_Problem to work on_
Pick out every line with the word "content" and copy it.

_Records_
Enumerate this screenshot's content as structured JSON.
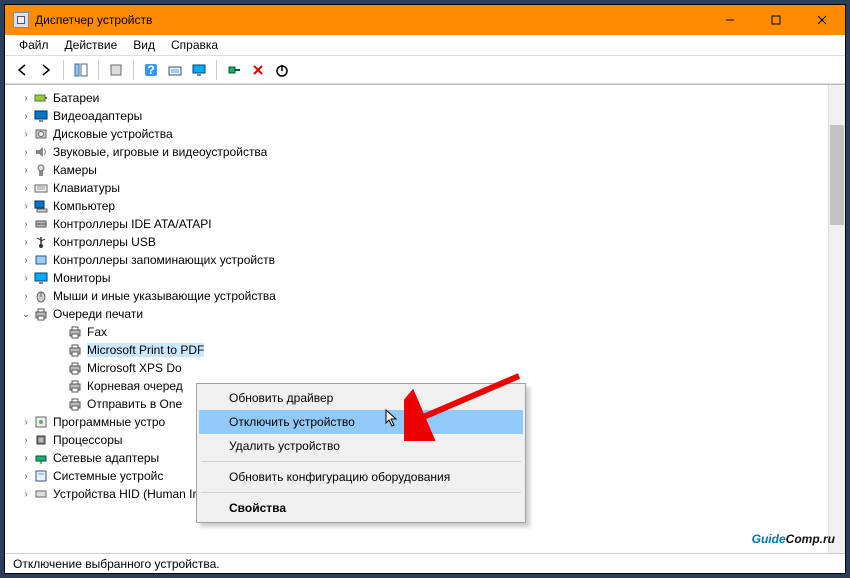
{
  "window": {
    "title": "Диспетчер устройств"
  },
  "menubar": [
    "Файл",
    "Действие",
    "Вид",
    "Справка"
  ],
  "toolbar_icons": [
    "back-icon",
    "forward-icon",
    "show-hide-icon",
    "properties-icon",
    "help-icon",
    "scan-icon",
    "monitor-icon",
    "plug-icon",
    "delete-icon",
    "enable-icon"
  ],
  "tree": [
    {
      "label": "Батареи",
      "icon": "battery"
    },
    {
      "label": "Видеоадаптеры",
      "icon": "display"
    },
    {
      "label": "Дисковые устройства",
      "icon": "disk"
    },
    {
      "label": "Звуковые, игровые и видеоустройства",
      "icon": "sound"
    },
    {
      "label": "Камеры",
      "icon": "camera"
    },
    {
      "label": "Клавиатуры",
      "icon": "keyboard"
    },
    {
      "label": "Компьютер",
      "icon": "computer"
    },
    {
      "label": "Контроллеры IDE ATA/ATAPI",
      "icon": "ide"
    },
    {
      "label": "Контроллеры USB",
      "icon": "usb"
    },
    {
      "label": "Контроллеры запоминающих устройств",
      "icon": "storage"
    },
    {
      "label": "Мониторы",
      "icon": "monitor"
    },
    {
      "label": "Мыши и иные указывающие устройства",
      "icon": "mouse"
    },
    {
      "label": "Очереди печати",
      "icon": "printer",
      "expanded": true,
      "children": [
        {
          "label": "Fax",
          "icon": "printer"
        },
        {
          "label": "Microsoft Print to PDF",
          "icon": "printer",
          "selected": true
        },
        {
          "label": "Microsoft XPS Do",
          "icon": "printer"
        },
        {
          "label": "Корневая очеред",
          "icon": "printer"
        },
        {
          "label": "Отправить в One",
          "icon": "printer"
        }
      ]
    },
    {
      "label": "Программные устро",
      "icon": "software"
    },
    {
      "label": "Процессоры",
      "icon": "cpu"
    },
    {
      "label": "Сетевые адаптеры",
      "icon": "network"
    },
    {
      "label": "Системные устройс",
      "icon": "system"
    },
    {
      "label": "Устройства HID (Human Interface Devices)",
      "icon": "hid"
    }
  ],
  "context_menu": {
    "items": [
      {
        "label": "Обновить драйвер",
        "hl": false
      },
      {
        "label": "Отключить устройство",
        "hl": true
      },
      {
        "label": "Удалить устройство",
        "hl": false
      },
      {
        "sep": true
      },
      {
        "label": "Обновить конфигурацию оборудования",
        "hl": false
      },
      {
        "sep": true
      },
      {
        "label": "Свойства",
        "bold": true
      }
    ]
  },
  "statusbar": "Отключение выбранного устройства.",
  "watermark": {
    "g": "Guide",
    "rest": "Comp.ru"
  }
}
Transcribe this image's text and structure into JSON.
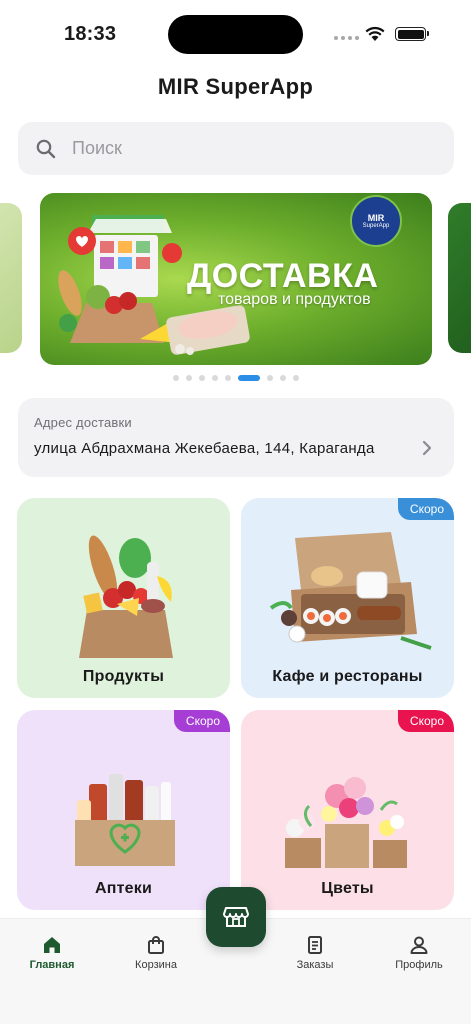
{
  "status_bar": {
    "time": "18:33"
  },
  "app": {
    "title": "MIR SuperApp"
  },
  "search": {
    "placeholder": "Поиск",
    "value": ""
  },
  "banner": {
    "headline": "ДОСТАВКА",
    "subtitle": "товаров и продуктов",
    "logo_line1": "MIR",
    "logo_line2": "SuperApp",
    "dots_total": 9,
    "active_index": 5
  },
  "address": {
    "label": "Адрес доставки",
    "value": "улица Абдрахмана Жекебаева, 144, Караганда"
  },
  "categories": [
    {
      "label": "Продукты",
      "badge": "",
      "bg": "#dff2dc",
      "badge_color": ""
    },
    {
      "label": "Кафе и рестораны",
      "badge": "Скоро",
      "bg": "#e3eefb",
      "badge_color": "#3a8fd9"
    },
    {
      "label": "Аптеки",
      "badge": "Скоро",
      "bg": "#f0e1fb",
      "badge_color": "#a63ed6"
    },
    {
      "label": "Цветы",
      "badge": "Скоро",
      "bg": "#fde0e7",
      "badge_color": "#e8134f"
    }
  ],
  "tabbar": {
    "items": [
      {
        "label": "Главная",
        "icon": "home-icon",
        "active": true
      },
      {
        "label": "Корзина",
        "icon": "shopping-bag-icon",
        "active": false
      },
      {
        "label": "Заказы",
        "icon": "orders-icon",
        "active": false
      },
      {
        "label": "Профиль",
        "icon": "profile-icon",
        "active": false
      }
    ],
    "center_icon": "store-icon"
  },
  "colors": {
    "accent": "#1e4a2f",
    "dot_active": "#2a8ee6"
  }
}
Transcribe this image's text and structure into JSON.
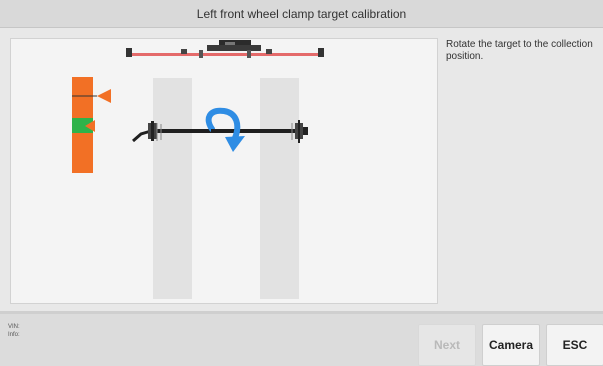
{
  "header": {
    "title": "Left front wheel clamp target calibration"
  },
  "instruction": {
    "text": "Rotate the target to the collection position."
  },
  "footer": {
    "vin_label": "VIN:",
    "info_label": "Info:",
    "buttons": {
      "next": "Next",
      "camera": "Camera",
      "esc": "ESC"
    }
  },
  "colors": {
    "target_orange": "#f27025",
    "target_green": "#2eb34a",
    "rotate_arrow": "#2f8de4",
    "beam_red": "#e46a6a",
    "lane_gray": "#e2e2e2",
    "disabled_text": "#b9b9b9"
  },
  "icons": [
    "rotate-arrow-icon"
  ]
}
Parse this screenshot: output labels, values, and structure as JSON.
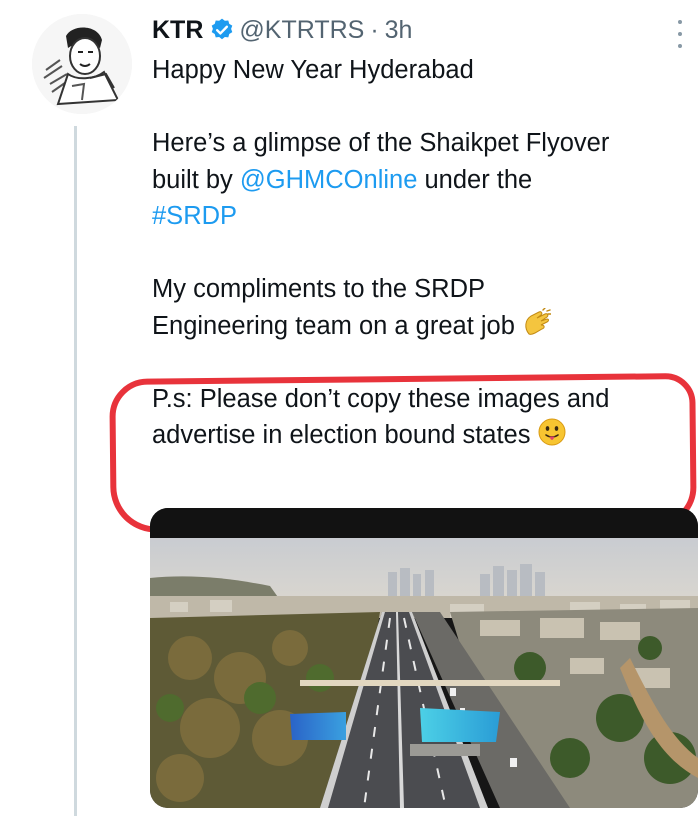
{
  "tweet": {
    "author_name": "KTR",
    "handle": "@KTRTRS",
    "separator": "·",
    "time": "3h",
    "verified": true,
    "avatar": "avatar-sketch-icon",
    "lines": {
      "l1": "Happy New Year Hyderabad",
      "l2": "Here’s a glimpse of the Shaikpet Flyover",
      "l3_pre": "built by ",
      "l3_link": "@GHMCOnline",
      "l3_post": " under the",
      "l4_hashtag": "#SRDP",
      "l5": "My compliments to the SRDP",
      "l6": "Engineering team on a great job",
      "l7": "P.s: Please don’t copy these images and",
      "l8": "advertise in election bound states"
    },
    "emojis": [
      "clapping-hands-icon",
      "tongue-out-face-icon"
    ],
    "media": "flyover-aerial-photo"
  },
  "colors": {
    "link": "#1d9bf0",
    "verified": "#1d9bf0",
    "annotation": "#e8333b",
    "muted": "#536471"
  }
}
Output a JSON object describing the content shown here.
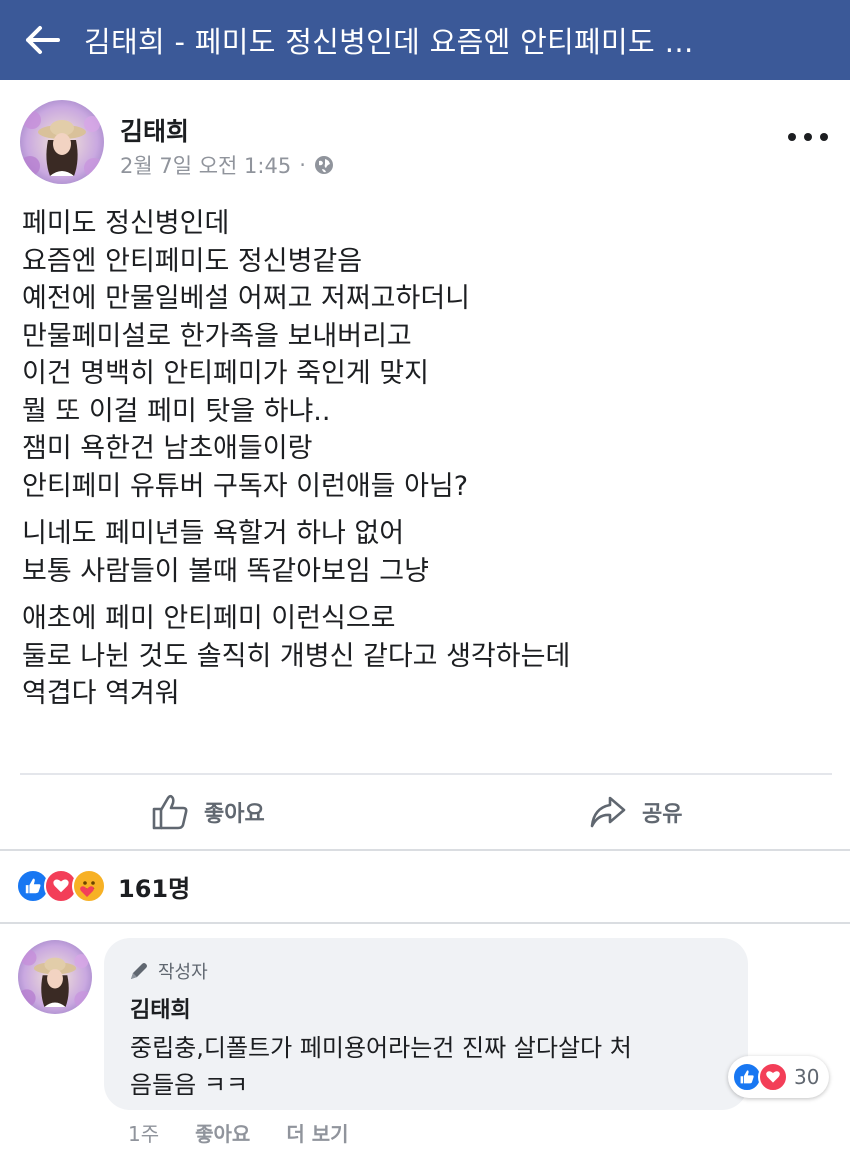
{
  "topbar": {
    "title": "김태희 - 페미도 정신병인데 요즘엔 안티페미도 …",
    "back_icon": "arrow-left-icon",
    "background": "#3b5998"
  },
  "post": {
    "author": "김태희",
    "timestamp": "2월 7일 오전 1:45",
    "separator": "·",
    "privacy_icon": "globe-icon",
    "more_icon": "more-dots-icon",
    "paragraphs": [
      {
        "lines": [
          "페미도 정신병인데",
          "요즘엔 안티페미도 정신병같음",
          "예전에 만물일베설 어쩌고 저쩌고하더니",
          "만물페미설로 한가족을 보내버리고",
          "이건 명백히 안티페미가 죽인게 맞지",
          "뭘 또 이걸 페미 탓을 하냐..",
          "잼미 욕한건 남초애들이랑",
          "안티페미 유튜버 구독자 이런애들 아님?"
        ]
      },
      {
        "lines": [
          "니네도 페미년들 욕할거 하나 없어",
          "보통 사람들이 볼때 똑같아보임 그냥"
        ]
      },
      {
        "lines": [
          "애초에 페미 안티페미 이런식으로",
          "둘로 나뉜 것도 솔직히 개병신 같다고 생각하는데",
          "역겹다 역겨워"
        ]
      }
    ]
  },
  "actions": {
    "like_label": "좋아요",
    "share_label": "공유"
  },
  "reactions": {
    "count": "161명",
    "icons": [
      "like-icon",
      "love-icon",
      "care-icon"
    ],
    "like_color": "#1877f2",
    "love_color": "#f33e58",
    "care_color": "#f7b125"
  },
  "comment": {
    "badge": "작성자",
    "badge_icon": "pen-icon",
    "author": "김태희",
    "lines": [
      "중립충,디폴트가 페미용어라는건 진짜 살다살다 처",
      "음들음 ㅋㅋ"
    ],
    "reaction_count": "30",
    "time": "1주",
    "like_label": "좋아요",
    "more_label": "더 보기"
  }
}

_Exercise result_
Enumerate this screenshot's content as structured JSON.
Output a JSON object describing the content shown here.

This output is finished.